#### Written instruction
Print out the entries below with no edits.

#### Information provided
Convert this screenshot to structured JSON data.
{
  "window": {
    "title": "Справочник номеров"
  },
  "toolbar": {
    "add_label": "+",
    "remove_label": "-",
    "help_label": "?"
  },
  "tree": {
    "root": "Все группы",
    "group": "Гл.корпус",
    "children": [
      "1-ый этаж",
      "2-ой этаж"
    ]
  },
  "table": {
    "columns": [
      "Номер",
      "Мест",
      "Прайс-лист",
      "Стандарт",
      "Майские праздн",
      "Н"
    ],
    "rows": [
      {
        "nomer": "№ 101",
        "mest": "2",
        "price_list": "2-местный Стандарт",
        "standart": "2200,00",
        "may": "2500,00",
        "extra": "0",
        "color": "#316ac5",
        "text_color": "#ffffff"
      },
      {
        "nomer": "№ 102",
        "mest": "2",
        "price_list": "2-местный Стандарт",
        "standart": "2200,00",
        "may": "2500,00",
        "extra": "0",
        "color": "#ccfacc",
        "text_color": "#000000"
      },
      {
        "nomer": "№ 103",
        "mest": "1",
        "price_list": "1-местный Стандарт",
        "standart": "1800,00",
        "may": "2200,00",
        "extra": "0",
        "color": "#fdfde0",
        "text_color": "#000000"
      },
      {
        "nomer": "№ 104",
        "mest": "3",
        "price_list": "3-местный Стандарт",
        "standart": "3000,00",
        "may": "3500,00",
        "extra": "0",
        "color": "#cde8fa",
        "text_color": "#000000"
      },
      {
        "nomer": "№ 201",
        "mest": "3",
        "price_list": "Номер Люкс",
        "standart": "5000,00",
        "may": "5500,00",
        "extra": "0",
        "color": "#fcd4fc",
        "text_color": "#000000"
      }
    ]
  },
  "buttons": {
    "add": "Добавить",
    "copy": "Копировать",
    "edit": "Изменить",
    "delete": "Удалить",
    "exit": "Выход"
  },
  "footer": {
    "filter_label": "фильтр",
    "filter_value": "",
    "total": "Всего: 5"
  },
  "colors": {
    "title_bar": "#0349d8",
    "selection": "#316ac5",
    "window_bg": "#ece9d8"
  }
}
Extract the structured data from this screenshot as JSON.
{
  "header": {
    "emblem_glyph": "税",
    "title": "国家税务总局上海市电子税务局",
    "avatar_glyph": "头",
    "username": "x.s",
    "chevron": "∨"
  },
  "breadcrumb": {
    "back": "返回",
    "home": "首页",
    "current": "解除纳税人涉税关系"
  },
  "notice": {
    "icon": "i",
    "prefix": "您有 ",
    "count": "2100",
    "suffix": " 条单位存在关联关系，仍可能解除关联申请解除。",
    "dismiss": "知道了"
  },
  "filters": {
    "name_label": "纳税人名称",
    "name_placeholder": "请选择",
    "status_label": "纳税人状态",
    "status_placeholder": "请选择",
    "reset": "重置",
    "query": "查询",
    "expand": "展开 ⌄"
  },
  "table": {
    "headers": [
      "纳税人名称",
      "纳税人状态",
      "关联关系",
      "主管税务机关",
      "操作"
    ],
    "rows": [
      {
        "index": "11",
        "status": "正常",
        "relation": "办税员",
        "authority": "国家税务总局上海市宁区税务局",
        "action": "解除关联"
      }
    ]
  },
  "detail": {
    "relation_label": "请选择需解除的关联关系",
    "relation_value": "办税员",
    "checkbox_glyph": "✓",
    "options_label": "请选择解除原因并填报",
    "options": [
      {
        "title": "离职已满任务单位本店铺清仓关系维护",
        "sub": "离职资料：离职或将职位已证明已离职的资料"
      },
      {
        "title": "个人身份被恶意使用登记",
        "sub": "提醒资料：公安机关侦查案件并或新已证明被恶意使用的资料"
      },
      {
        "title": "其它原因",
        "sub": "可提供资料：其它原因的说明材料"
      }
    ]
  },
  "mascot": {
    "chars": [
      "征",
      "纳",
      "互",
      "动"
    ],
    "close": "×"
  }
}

#### Result of the exercise
Convert this screenshot to structured JSON data.
{
  "window": {
    "title": "Справочник номеров"
  },
  "toolbar": {
    "add_label": "+",
    "remove_label": "-",
    "help_label": "?"
  },
  "tree": {
    "root": "Все группы",
    "group": "Гл.корпус",
    "children": [
      "1-ый этаж",
      "2-ой этаж"
    ]
  },
  "table": {
    "columns": [
      "Номер",
      "Мест",
      "Прайс-лист",
      "Стандарт",
      "Майские праздн",
      "Н"
    ],
    "rows": [
      {
        "nomer": "№ 101",
        "mest": "2",
        "price_list": "2-местный Стандарт",
        "standart": "2200,00",
        "may": "2500,00",
        "extra": "0",
        "color": "#316ac5",
        "text_color": "#ffffff"
      },
      {
        "nomer": "№ 102",
        "mest": "2",
        "price_list": "2-местный Стандарт",
        "standart": "2200,00",
        "may": "2500,00",
        "extra": "0",
        "color": "#ccfacc",
        "text_color": "#000000"
      },
      {
        "nomer": "№ 103",
        "mest": "1",
        "price_list": "1-местный Стандарт",
        "standart": "1800,00",
        "may": "2200,00",
        "extra": "0",
        "color": "#fdfde0",
        "text_color": "#000000"
      },
      {
        "nomer": "№ 104",
        "mest": "3",
        "price_list": "3-местный Стандарт",
        "standart": "3000,00",
        "may": "3500,00",
        "extra": "0",
        "color": "#cde8fa",
        "text_color": "#000000"
      },
      {
        "nomer": "№ 201",
        "mest": "3",
        "price_list": "Номер Люкс",
        "standart": "5000,00",
        "may": "5500,00",
        "extra": "0",
        "color": "#fcd4fc",
        "text_color": "#000000"
      }
    ]
  },
  "buttons": {
    "add": "Добавить",
    "copy": "Копировать",
    "edit": "Изменить",
    "delete": "Удалить",
    "exit": "Выход"
  },
  "footer": {
    "filter_label": "фильтр",
    "filter_value": "",
    "total": "Всего: 5"
  },
  "colors": {
    "title_bar": "#0349d8",
    "selection": "#316ac5",
    "window_bg": "#ece9d8"
  }
}
Extract the structured data from this screenshot as JSON.
{
  "header": {
    "emblem_glyph": "税",
    "title": "国家税务总局上海市电子税务局",
    "avatar_glyph": "头",
    "username": "x.s",
    "chevron": "∨"
  },
  "breadcrumb": {
    "back": "返回",
    "home": "首页",
    "current": "解除纳税人涉税关系"
  },
  "notice": {
    "icon": "i",
    "prefix": "您有 ",
    "count": "2100",
    "suffix": " 条单位存在关联关系，仍可能解除关联申请解除。",
    "dismiss": "知道了"
  },
  "filters": {
    "name_label": "纳税人名称",
    "name_placeholder": "请选择",
    "status_label": "纳税人状态",
    "status_placeholder": "请选择",
    "reset": "重置",
    "query": "查询",
    "expand": "展开 ⌄"
  },
  "table": {
    "headers": [
      "纳税人名称",
      "纳税人状态",
      "关联关系",
      "主管税务机关",
      "操作"
    ],
    "rows": [
      {
        "index": "11",
        "status": "正常",
        "relation": "办税员",
        "authority": "国家税务总局上海市宁区税务局",
        "action": "解除关联"
      }
    ]
  },
  "detail": {
    "relation_label": "请选择需解除的关联关系",
    "relation_value": "办税员",
    "checkbox_glyph": "✓",
    "options_label": "请选择解除原因并填报",
    "options": [
      {
        "title": "离职已满任务单位本店铺清仓关系维护",
        "sub": "离职资料：离职或将职位已证明已离职的资料"
      },
      {
        "title": "个人身份被恶意使用登记",
        "sub": "提醒资料：公安机关侦查案件并或新已证明被恶意使用的资料"
      },
      {
        "title": "其它原因",
        "sub": "可提供资料：其它原因的说明材料"
      }
    ]
  },
  "mascot": {
    "chars": [
      "征",
      "纳",
      "互",
      "动"
    ],
    "close": "×"
  }
}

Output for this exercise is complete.